Exercise description: Pick out each line containing the string "name" and copy it.

** Begin Supplied information **

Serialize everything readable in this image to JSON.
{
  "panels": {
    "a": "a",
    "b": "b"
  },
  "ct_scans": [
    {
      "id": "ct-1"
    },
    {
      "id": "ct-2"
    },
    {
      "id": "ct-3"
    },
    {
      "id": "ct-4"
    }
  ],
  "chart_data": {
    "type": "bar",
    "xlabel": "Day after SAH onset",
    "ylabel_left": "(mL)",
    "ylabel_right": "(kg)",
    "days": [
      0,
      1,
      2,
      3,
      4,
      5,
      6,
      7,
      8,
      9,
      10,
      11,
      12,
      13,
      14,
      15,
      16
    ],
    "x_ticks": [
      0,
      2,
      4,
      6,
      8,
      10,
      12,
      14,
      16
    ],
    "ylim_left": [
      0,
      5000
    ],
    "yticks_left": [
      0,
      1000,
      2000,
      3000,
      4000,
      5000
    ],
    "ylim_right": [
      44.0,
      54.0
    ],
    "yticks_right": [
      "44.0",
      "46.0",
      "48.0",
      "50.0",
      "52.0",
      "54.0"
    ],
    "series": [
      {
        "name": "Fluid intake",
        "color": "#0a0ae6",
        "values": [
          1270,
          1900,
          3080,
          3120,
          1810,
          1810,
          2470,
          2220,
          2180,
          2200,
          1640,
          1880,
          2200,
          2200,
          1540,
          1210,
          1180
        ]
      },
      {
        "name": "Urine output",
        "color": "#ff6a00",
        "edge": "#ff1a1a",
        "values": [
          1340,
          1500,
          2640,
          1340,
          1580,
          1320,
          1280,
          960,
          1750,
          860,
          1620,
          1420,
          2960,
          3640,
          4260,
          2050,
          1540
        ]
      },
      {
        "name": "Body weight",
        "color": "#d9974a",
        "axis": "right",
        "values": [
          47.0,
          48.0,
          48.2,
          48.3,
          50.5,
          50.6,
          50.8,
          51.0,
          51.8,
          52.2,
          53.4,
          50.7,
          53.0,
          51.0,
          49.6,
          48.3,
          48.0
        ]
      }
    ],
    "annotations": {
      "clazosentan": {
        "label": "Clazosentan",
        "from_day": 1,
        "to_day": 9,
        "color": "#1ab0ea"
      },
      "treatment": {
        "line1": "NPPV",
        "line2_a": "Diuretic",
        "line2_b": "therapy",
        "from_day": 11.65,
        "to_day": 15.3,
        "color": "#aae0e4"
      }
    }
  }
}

** End Supplied information **

Response:
        "name": "Fluid intake",
        "name": "Urine output",
        "name": "Body weight",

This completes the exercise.